===== TEXTE À LIRE =====

Ébranlées par ce crime, des voix ont fini par sortir du silence. « Mon maître de stage me gueulait tout le temps dessus et faisait des réflexions sur ma poitrine, se souvient Aurore Girardot, victime de harcèlement moral et sexuel lors de son apprentissage au centre de formation ariégeois en 2006. Quand je l’ai signalé à un responsable de la formation, il m’a répondu : "Il faut t’y faire, c‘est comme ça dans le monde des bergers". »

===== DONNÉES FOURNIES =====

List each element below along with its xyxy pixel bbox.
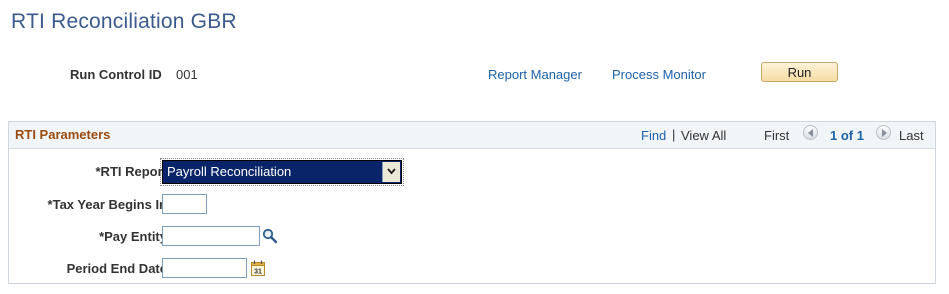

=====

__TRAVAIL DEMANDÉ__.
a – Résumez le texte à lire en deux phrases.
b – Traduisez en anglais cette phrase du texte à lire : « Ébranlées par ce crime, des voix ont fini par sortir du silence. »
Les lignes fournies ne sont d'aucune utilité pour cet exercice.

__RÉPONSES ATTENDUES__.
a – Ébranlées par un crime, des voix ont fini par sortir du silence. Aurore Girardot raconte avoir été victime en 2006, durant son apprentissage au centre de formation ariégeois, de harcèlement moral et sexuel de la part de son maître de stage, et s'être entendu répondre par un responsable de la formation qu'il fallait s'y faire, car c'était ainsi dans le monde des bergers.

b – Shaken by this crime, voices finally emerged from the silence.